### Task brief
Give all of the records again precisely, excluding whatever pictures they contain.

### Task input

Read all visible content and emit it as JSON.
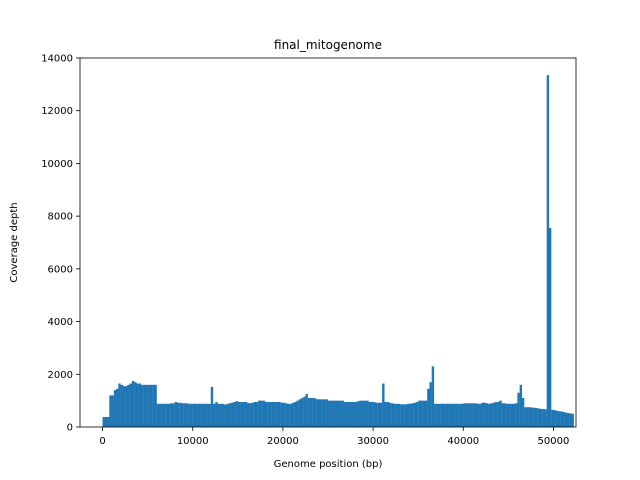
{
  "chart_data": {
    "type": "bar",
    "title": "final_mitogenome",
    "xlabel": "Genome position (bp)",
    "ylabel": "Coverage depth",
    "xlim": [
      -2500,
      52500
    ],
    "ylim": [
      0,
      14000
    ],
    "xticks": [
      0,
      10000,
      20000,
      30000,
      40000,
      50000
    ],
    "yticks": [
      0,
      2000,
      4000,
      6000,
      8000,
      10000,
      12000,
      14000
    ],
    "grid": false,
    "bar_color": "#1f77b4",
    "bin_width": 250,
    "x_start": 0,
    "values": [
      380,
      380,
      380,
      1200,
      1200,
      1400,
      1450,
      1650,
      1600,
      1550,
      1550,
      1600,
      1650,
      1750,
      1700,
      1650,
      1650,
      1600,
      1600,
      1600,
      1600,
      1600,
      1600,
      1600,
      880,
      880,
      880,
      880,
      880,
      880,
      900,
      900,
      950,
      920,
      920,
      900,
      900,
      900,
      880,
      880,
      880,
      880,
      880,
      880,
      880,
      880,
      880,
      880,
      1520,
      880,
      950,
      880,
      880,
      880,
      850,
      880,
      900,
      920,
      950,
      980,
      950,
      950,
      950,
      950,
      920,
      900,
      920,
      950,
      950,
      1000,
      1000,
      1000,
      950,
      950,
      950,
      950,
      950,
      950,
      950,
      920,
      920,
      900,
      880,
      880,
      920,
      950,
      1000,
      1050,
      1100,
      1150,
      1250,
      1100,
      1100,
      1100,
      1080,
      1050,
      1050,
      1050,
      1050,
      1050,
      1000,
      1000,
      1000,
      1000,
      1000,
      1000,
      1000,
      950,
      950,
      950,
      950,
      950,
      950,
      980,
      1000,
      1000,
      1000,
      1000,
      950,
      950,
      950,
      920,
      920,
      920,
      1650,
      950,
      950,
      920,
      900,
      880,
      880,
      880,
      860,
      860,
      860,
      880,
      880,
      900,
      920,
      950,
      1000,
      1000,
      1000,
      1000,
      1450,
      1700,
      2300,
      880,
      880,
      880,
      880,
      880,
      880,
      880,
      880,
      880,
      880,
      880,
      880,
      880,
      900,
      900,
      900,
      900,
      900,
      900,
      880,
      880,
      920,
      920,
      900,
      880,
      900,
      920,
      950,
      950,
      1000,
      900,
      900,
      880,
      880,
      880,
      880,
      900,
      1300,
      1600,
      1100,
      750,
      750,
      750,
      740,
      730,
      720,
      700,
      690,
      680,
      670,
      13350,
      7550,
      650,
      640,
      620,
      600,
      590,
      570,
      550,
      530,
      520,
      500
    ]
  }
}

######

### Task answer
Read all visible content and emit it as JSON.
{
  "chart_data": {
    "type": "bar",
    "title": "final_mitogenome",
    "xlabel": "Genome position (bp)",
    "ylabel": "Coverage depth",
    "xlim": [
      -2500,
      52500
    ],
    "ylim": [
      0,
      14000
    ],
    "xticks": [
      0,
      10000,
      20000,
      30000,
      40000,
      50000
    ],
    "yticks": [
      0,
      2000,
      4000,
      6000,
      8000,
      10000,
      12000,
      14000
    ],
    "grid": false,
    "bar_color": "#1f77b4",
    "bin_width": 250,
    "x_start": 0,
    "values": [
      380,
      380,
      380,
      1200,
      1200,
      1400,
      1450,
      1650,
      1600,
      1550,
      1550,
      1600,
      1650,
      1750,
      1700,
      1650,
      1650,
      1600,
      1600,
      1600,
      1600,
      1600,
      1600,
      1600,
      880,
      880,
      880,
      880,
      880,
      880,
      900,
      900,
      950,
      920,
      920,
      900,
      900,
      900,
      880,
      880,
      880,
      880,
      880,
      880,
      880,
      880,
      880,
      880,
      1520,
      880,
      950,
      880,
      880,
      880,
      850,
      880,
      900,
      920,
      950,
      980,
      950,
      950,
      950,
      950,
      920,
      900,
      920,
      950,
      950,
      1000,
      1000,
      1000,
      950,
      950,
      950,
      950,
      950,
      950,
      950,
      920,
      920,
      900,
      880,
      880,
      920,
      950,
      1000,
      1050,
      1100,
      1150,
      1250,
      1100,
      1100,
      1100,
      1080,
      1050,
      1050,
      1050,
      1050,
      1050,
      1000,
      1000,
      1000,
      1000,
      1000,
      1000,
      1000,
      950,
      950,
      950,
      950,
      950,
      950,
      980,
      1000,
      1000,
      1000,
      1000,
      950,
      950,
      950,
      920,
      920,
      920,
      1650,
      950,
      950,
      920,
      900,
      880,
      880,
      880,
      860,
      860,
      860,
      880,
      880,
      900,
      920,
      950,
      1000,
      1000,
      1000,
      1000,
      1450,
      1700,
      2300,
      880,
      880,
      880,
      880,
      880,
      880,
      880,
      880,
      880,
      880,
      880,
      880,
      880,
      900,
      900,
      900,
      900,
      900,
      900,
      880,
      880,
      920,
      920,
      900,
      880,
      900,
      920,
      950,
      950,
      1000,
      900,
      900,
      880,
      880,
      880,
      880,
      900,
      1300,
      1600,
      1100,
      750,
      750,
      750,
      740,
      730,
      720,
      700,
      690,
      680,
      670,
      13350,
      7550,
      650,
      640,
      620,
      600,
      590,
      570,
      550,
      530,
      520,
      500
    ]
  }
}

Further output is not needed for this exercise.